● To be done
Count every line in the entries that follow where the word "Toggle" appears, then state only the total.
** START OF Excerpted records **
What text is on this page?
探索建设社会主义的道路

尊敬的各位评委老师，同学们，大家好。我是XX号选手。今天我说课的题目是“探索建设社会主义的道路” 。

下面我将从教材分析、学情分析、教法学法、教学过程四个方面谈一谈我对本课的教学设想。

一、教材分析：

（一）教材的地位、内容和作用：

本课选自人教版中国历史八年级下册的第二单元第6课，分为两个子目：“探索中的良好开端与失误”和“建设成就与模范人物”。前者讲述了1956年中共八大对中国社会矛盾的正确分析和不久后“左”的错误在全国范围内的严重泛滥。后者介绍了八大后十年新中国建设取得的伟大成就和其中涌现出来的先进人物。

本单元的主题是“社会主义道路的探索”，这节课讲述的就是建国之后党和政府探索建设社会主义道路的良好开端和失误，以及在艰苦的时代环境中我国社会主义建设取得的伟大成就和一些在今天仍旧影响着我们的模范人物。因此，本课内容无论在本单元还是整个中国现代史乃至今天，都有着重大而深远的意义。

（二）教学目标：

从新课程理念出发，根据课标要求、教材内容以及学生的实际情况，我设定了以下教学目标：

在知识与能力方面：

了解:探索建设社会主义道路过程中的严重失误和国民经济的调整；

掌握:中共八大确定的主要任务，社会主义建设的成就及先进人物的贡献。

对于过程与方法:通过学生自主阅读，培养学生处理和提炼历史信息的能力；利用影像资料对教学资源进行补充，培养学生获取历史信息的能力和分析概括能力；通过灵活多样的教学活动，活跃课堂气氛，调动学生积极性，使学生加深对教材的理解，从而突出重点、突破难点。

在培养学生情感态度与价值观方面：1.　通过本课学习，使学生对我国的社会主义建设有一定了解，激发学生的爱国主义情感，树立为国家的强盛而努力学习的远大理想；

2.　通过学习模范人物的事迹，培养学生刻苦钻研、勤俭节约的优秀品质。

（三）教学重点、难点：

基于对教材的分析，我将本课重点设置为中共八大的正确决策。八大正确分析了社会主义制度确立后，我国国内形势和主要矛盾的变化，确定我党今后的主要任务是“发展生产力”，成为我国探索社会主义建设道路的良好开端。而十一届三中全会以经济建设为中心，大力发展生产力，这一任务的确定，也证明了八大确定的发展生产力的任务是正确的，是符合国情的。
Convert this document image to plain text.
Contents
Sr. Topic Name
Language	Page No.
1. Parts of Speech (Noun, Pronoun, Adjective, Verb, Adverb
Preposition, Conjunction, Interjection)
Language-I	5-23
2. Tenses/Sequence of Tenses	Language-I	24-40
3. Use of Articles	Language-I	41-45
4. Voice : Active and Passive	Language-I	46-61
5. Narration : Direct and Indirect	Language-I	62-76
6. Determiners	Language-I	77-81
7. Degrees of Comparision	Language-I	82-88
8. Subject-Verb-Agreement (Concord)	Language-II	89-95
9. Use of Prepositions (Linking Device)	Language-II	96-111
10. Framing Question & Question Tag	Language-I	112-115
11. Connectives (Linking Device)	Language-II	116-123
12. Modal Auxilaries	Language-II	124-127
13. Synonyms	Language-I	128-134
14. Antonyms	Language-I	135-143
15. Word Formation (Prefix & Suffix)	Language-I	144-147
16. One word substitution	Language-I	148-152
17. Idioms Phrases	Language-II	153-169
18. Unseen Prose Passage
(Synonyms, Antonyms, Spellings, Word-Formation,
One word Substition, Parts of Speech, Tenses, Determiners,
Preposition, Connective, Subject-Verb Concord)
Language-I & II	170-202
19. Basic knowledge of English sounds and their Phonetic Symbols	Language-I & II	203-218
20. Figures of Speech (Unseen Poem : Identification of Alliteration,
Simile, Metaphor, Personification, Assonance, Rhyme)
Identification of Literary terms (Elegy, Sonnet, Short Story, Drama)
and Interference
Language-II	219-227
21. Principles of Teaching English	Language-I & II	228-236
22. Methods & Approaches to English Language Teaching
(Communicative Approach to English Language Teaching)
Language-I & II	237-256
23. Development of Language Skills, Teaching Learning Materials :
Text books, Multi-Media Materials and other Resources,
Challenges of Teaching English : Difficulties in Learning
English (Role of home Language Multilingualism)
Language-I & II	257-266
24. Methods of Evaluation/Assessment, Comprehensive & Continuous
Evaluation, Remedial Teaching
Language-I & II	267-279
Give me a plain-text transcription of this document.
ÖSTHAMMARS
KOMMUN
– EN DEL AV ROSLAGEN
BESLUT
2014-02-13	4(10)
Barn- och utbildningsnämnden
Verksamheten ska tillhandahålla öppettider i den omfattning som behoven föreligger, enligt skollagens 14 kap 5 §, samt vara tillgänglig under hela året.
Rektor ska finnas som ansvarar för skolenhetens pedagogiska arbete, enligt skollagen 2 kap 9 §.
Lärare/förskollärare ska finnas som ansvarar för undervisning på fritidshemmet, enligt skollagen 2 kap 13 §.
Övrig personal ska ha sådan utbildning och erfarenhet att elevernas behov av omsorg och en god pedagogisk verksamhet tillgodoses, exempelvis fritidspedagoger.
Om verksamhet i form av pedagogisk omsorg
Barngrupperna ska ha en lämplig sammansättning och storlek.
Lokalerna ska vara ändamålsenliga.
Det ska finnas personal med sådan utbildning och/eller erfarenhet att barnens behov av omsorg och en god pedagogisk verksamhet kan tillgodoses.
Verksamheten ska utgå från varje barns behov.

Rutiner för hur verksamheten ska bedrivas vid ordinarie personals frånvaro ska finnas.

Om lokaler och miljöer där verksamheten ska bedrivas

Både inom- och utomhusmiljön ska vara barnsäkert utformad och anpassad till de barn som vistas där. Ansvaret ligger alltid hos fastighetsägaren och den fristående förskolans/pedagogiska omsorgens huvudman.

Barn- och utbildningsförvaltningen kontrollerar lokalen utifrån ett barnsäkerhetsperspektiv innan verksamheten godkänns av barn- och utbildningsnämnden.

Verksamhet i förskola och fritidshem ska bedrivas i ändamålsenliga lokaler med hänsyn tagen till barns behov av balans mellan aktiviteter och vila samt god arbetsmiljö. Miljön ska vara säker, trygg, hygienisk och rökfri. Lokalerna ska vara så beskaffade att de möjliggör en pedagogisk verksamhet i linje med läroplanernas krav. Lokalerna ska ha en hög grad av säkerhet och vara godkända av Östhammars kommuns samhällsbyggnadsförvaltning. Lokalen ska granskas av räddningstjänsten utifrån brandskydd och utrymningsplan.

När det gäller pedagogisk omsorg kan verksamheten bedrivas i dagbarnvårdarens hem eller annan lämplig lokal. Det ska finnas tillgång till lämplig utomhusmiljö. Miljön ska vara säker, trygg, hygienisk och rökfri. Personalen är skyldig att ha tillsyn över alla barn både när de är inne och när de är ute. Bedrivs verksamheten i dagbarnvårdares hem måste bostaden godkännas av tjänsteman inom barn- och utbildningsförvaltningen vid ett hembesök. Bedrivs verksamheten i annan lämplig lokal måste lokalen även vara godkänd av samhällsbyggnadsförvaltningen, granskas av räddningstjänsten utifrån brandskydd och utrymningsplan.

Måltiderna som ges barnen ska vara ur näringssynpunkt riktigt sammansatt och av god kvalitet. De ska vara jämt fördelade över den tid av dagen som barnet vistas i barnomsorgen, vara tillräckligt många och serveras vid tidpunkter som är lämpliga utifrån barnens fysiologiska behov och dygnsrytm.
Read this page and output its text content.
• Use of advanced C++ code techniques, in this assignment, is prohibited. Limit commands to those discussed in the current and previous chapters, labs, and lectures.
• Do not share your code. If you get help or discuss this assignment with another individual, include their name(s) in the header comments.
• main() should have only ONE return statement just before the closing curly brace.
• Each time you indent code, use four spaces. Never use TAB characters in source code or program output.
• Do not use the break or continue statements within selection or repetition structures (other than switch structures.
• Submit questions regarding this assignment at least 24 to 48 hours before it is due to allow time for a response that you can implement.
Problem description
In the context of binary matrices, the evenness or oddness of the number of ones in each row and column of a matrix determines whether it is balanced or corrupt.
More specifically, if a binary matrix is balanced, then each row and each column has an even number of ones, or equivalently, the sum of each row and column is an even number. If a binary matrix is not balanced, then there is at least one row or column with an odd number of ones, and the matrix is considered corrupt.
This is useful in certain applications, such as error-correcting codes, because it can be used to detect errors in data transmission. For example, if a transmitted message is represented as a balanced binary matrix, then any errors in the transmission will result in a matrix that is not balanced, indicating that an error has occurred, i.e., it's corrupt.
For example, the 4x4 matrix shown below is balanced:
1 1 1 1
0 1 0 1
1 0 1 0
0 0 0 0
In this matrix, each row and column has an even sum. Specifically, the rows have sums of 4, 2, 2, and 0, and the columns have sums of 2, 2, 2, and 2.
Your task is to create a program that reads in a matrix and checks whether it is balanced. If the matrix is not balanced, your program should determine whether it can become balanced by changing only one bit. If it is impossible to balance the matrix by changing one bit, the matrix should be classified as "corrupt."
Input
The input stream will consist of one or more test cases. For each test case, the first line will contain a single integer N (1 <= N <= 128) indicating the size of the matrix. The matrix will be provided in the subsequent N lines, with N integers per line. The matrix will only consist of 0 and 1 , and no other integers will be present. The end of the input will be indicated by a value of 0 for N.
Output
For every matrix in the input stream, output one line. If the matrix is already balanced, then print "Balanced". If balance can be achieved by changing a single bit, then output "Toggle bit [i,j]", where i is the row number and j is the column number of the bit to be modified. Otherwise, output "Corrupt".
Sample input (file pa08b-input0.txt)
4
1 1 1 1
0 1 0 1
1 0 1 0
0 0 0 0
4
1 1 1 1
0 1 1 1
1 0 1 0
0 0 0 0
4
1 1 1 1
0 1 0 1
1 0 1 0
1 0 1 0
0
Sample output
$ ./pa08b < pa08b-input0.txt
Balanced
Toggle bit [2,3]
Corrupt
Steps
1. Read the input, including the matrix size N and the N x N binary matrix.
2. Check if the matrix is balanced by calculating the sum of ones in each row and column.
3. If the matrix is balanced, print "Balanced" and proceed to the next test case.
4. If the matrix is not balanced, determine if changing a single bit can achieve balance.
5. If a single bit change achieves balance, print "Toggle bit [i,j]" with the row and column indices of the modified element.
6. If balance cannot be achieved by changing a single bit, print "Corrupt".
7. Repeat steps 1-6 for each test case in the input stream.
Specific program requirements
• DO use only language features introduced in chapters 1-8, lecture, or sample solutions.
** END OF Excerpted records **
● Finished task
3